== RECORDS FOR PROCESSING ==

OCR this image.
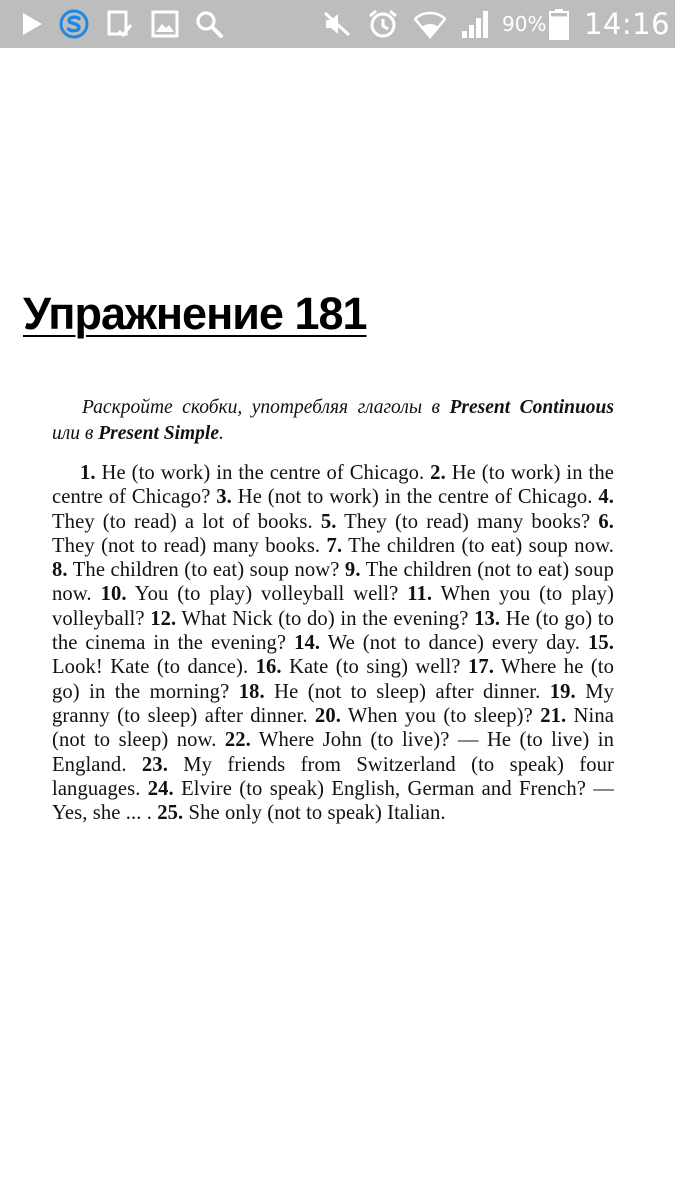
90% 14:16
Упражнение 181

Раскройте скобки, употребляя глаголы в Present Continuous или в Present Simple.

1. He (to work) in the centre of Chicago. 2. He (to work) in the centre of Chicago? 3. He (not to work) in the centre of Chicago. 4. They (to read) a lot of books. 5. They (to read) many books? 6. They (not to read) many books. 7. The children (to eat) soup now. 8. The children (to eat) soup now? 9. The children (not to eat) soup now. 10. You (to play) volleyball well? 11. When you (to play) volleyball? 12. What Nick (to do) in the evening? 13. He (to go) to the cinema in the evening? 14. We (not to dance) every day. 15. Look! Kate (to dance). 16. Kate (to sing) well? 17. Where he (to go) in the morning? 18. He (not to sleep) after dinner. 19. My granny (to sleep) after dinner. 20. When you (to sleep)? 21. Nina (not to sleep) now. 22. Where John (to live)? — He (to live) in England. 23. My friends from Switzerland (to speak) four languages. 24. Elvire (to speak) English, German and French? — Yes, she ... . 25. She only (not to speak) Italian.
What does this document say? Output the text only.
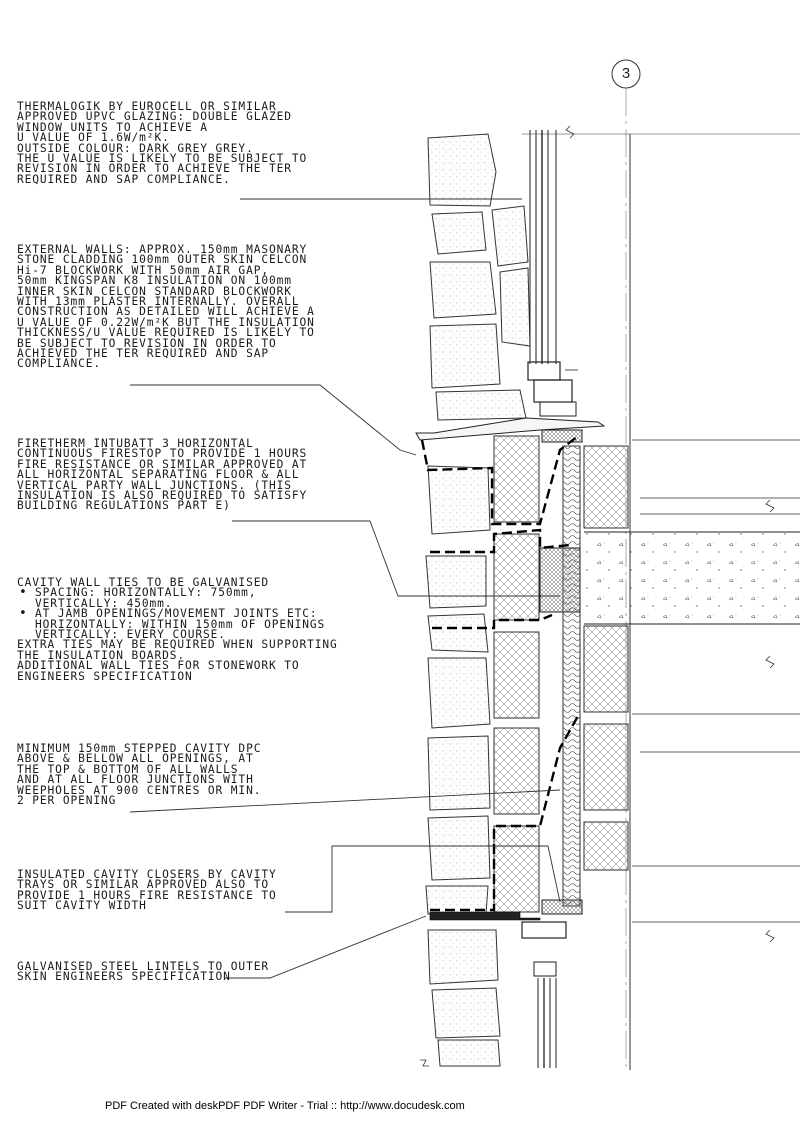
3

THERMALOGIK BY EUROCELL OR SIMILAR
APPROVED UPVC GLAZING: DOUBLE GLAZED
WINDOW UNITS TO ACHIEVE A
U VALUE OF 1.6W/m²K.
OUTSIDE COLOUR: DARK GREY GREY.
THE U VALUE IS LIKELY TO BE SUBJECT TO
REVISION IN ORDER TO ACHIEVE THE TER
REQUIRED AND SAP COMPLIANCE.

EXTERNAL WALLS: APPROX. 150mm MASONARY
STONE CLADDING 100mm OUTER SKIN CELCON
Hi-7 BLOCKWORK WITH 50mm AIR GAP,
50mm KINGSPAN K8 INSULATION ON 100mm
INNER SKIN CELCON STANDARD BLOCKWORK
WITH 13mm PLASTER INTERNALLY. OVERALL
CONSTRUCTION AS DETAILED WILL ACHIEVE A
U VALUE OF 0.22W/m²K BUT THE INSULATION
THICKNESS/U VALUE REQUIRED IS LIKELY TO
BE SUBJECT TO REVISION IN ORDER TO
ACHIEVED THE TER REQUIRED AND SAP
COMPLIANCE.

FIRETHERM INTUBATT 3 HORIZONTAL
CONTINUOUS FIRESTOP TO PROVIDE 1 HOURS
FIRE RESISTANCE OR SIMILAR APPROVED AT
ALL HORIZONTAL SEPARATING FLOOR & ALL
VERTICAL PARTY WALL JUNCTIONS. (THIS
INSULATION IS ALSO REQUIRED TO SATISFY
BUILDING REGULATIONS PART E)

CAVITY WALL TIES TO BE GALVANISED
• SPACING: HORIZONTALLY: 750mm,
VERTICALLY: 450mm.
• AT JAMB OPENINGS/MOVEMENT JOINTS ETC:
HORIZONTALLY: WITHIN 150mm OF OPENINGS
VERTICALLY: EVERY COURSE.
EXTRA TIES MAY BE REQUIRED WHEN SUPPORTING
THE INSULATION BOARDS.
ADDITIONAL WALL TIES FOR STONEWORK TO
ENGINEERS SPECIFICATION

MINIMUM 150mm STEPPED CAVITY DPC
ABOVE & BELLOW ALL OPENINGS, AT
THE TOP & BOTTOM OF ALL WALLS
AND AT ALL FLOOR JUNCTIONS WITH
WEEPHOLES AT 900 CENTRES OR MIN.
2 PER OPENING

INSULATED CAVITY CLOSERS BY CAVITY
TRAYS OR SIMILAR APPROVED ALSO TO
PROVIDE 1 HOURS FIRE RESISTANCE TO
SUIT CAVITY WIDTH

GALVANISED STEEL LINTELS TO OUTER
SKIN ENGINEERS SPECIFICATION

PDF Created with deskPDF PDF Writer - Trial :: http://www.docudesk.com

===

(WHAT THE TASK REQUIRES): Working from the entries above, return all lines that contain "JUNCTIONS".

(TASK RESPONSE):
VERTICAL PARTY WALL JUNCTIONS. (THIS
AND AT ALL FLOOR JUNCTIONS WITH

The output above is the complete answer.